▶ [Provided records]
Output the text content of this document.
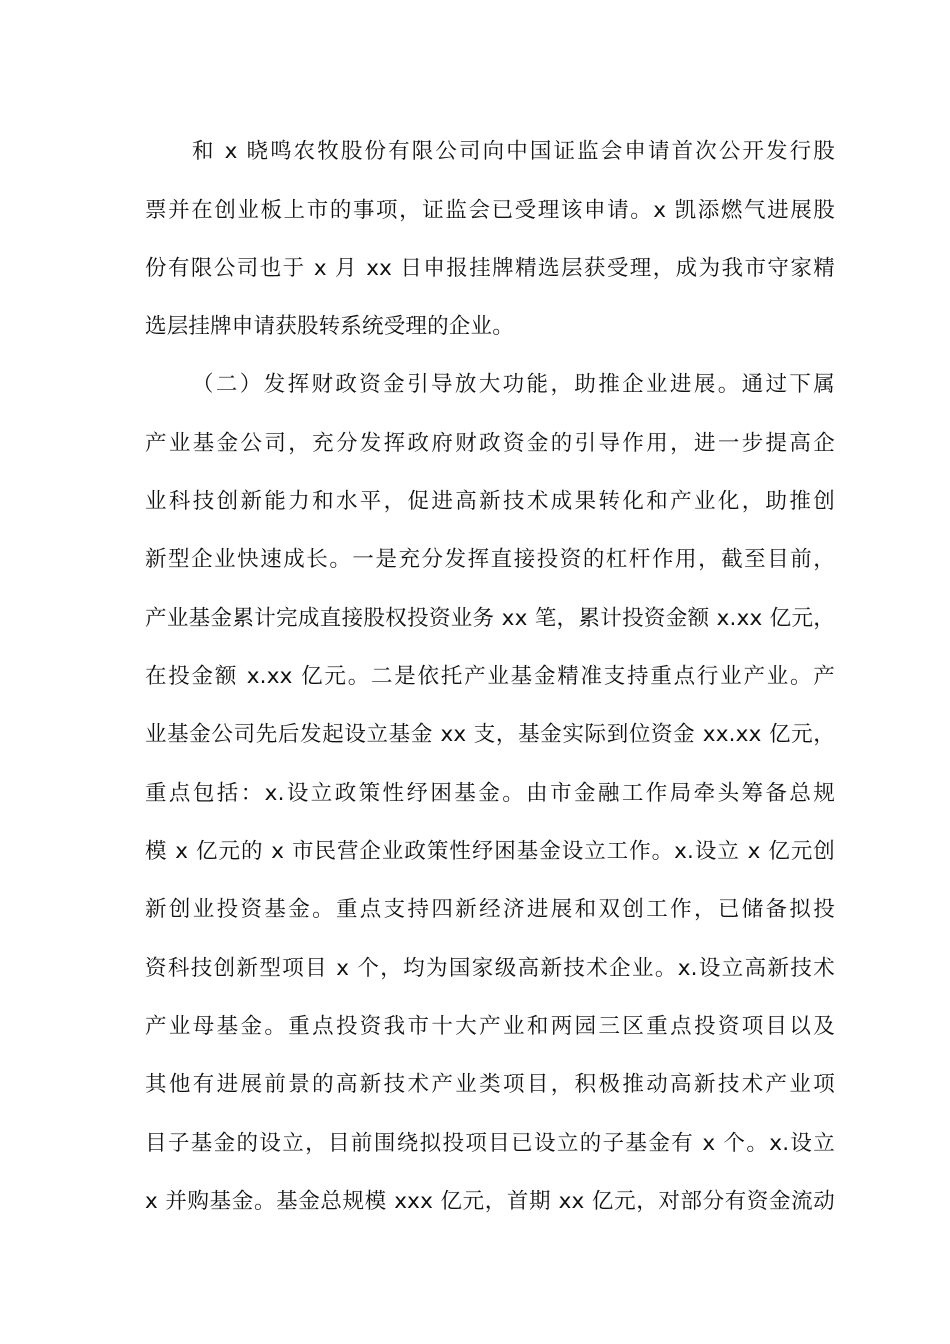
和 x 晓鸣农牧股份有限公司向中国证监会申请首次公开发行股
票并在创业板上市的事项，证监会已受理该申请。x 凯添燃气进展股
份有限公司也于 x 月 xx 日申报挂牌精选层获受理，成为我市守家精
选层挂牌申请获股转系统受理的企业。
（二）发挥财政资金引导放大功能，助推企业进展。通过下属
产业基金公司，充分发挥政府财政资金的引导作用，进一步提高企
业科技创新能力和水平，促进高新技术成果转化和产业化，助推创
新型企业快速成长。一是充分发挥直接投资的杠杆作用，截至目前，
产业基金累计完成直接股权投资业务 xx 笔，累计投资金额 x.xx 亿元，
在投金额 x.xx 亿元。二是依托产业基金精准支持重点行业产业。产
业基金公司先后发起设立基金 xx 支，基金实际到位资金 xx.xx 亿元，
重点包括：x.设立政策性纾困基金。由市金融工作局牵头筹备总规
模 x 亿元的 x 市民营企业政策性纾困基金设立工作。x.设立 x 亿元创
新创业投资基金。重点支持四新经济进展和双创工作，已储备拟投
资科技创新型项目 x 个，均为国家级高新技术企业。x.设立高新技术
产业母基金。重点投资我市十大产业和两园三区重点投资项目以及
其他有进展前景的高新技术产业类项目，积极推动高新技术产业项
目子基金的设立，目前围绕拟投项目已设立的子基金有 x 个。x.设立
x 并购基金。基金总规模 xxx 亿元，首期 xx 亿元，对部分有资金流动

▶ [What this task involves]
Reproduce all the records verbatim, excluding images.

▶ [Solved exercise]
Output the text content of this document.
和 x 晓鸣农牧股份有限公司向中国证监会申请首次公开发行股
票并在创业板上市的事项，证监会已受理该申请。x 凯添燃气进展股
份有限公司也于 x 月 xx 日申报挂牌精选层获受理，成为我市守家精
选层挂牌申请获股转系统受理的企业。
（二）发挥财政资金引导放大功能，助推企业进展。通过下属
产业基金公司，充分发挥政府财政资金的引导作用，进一步提高企
业科技创新能力和水平，促进高新技术成果转化和产业化，助推创
新型企业快速成长。一是充分发挥直接投资的杠杆作用，截至目前，
产业基金累计完成直接股权投资业务 xx 笔，累计投资金额 x.xx 亿元，
在投金额 x.xx 亿元。二是依托产业基金精准支持重点行业产业。产
业基金公司先后发起设立基金 xx 支，基金实际到位资金 xx.xx 亿元，
重点包括：x.设立政策性纾困基金。由市金融工作局牵头筹备总规
模 x 亿元的 x 市民营企业政策性纾困基金设立工作。x.设立 x 亿元创
新创业投资基金。重点支持四新经济进展和双创工作，已储备拟投
资科技创新型项目 x 个，均为国家级高新技术企业。x.设立高新技术
产业母基金。重点投资我市十大产业和两园三区重点投资项目以及
其他有进展前景的高新技术产业类项目，积极推动高新技术产业项
目子基金的设立，目前围绕拟投项目已设立的子基金有 x 个。x.设立
x 并购基金。基金总规模 xxx 亿元，首期 xx 亿元，对部分有资金流动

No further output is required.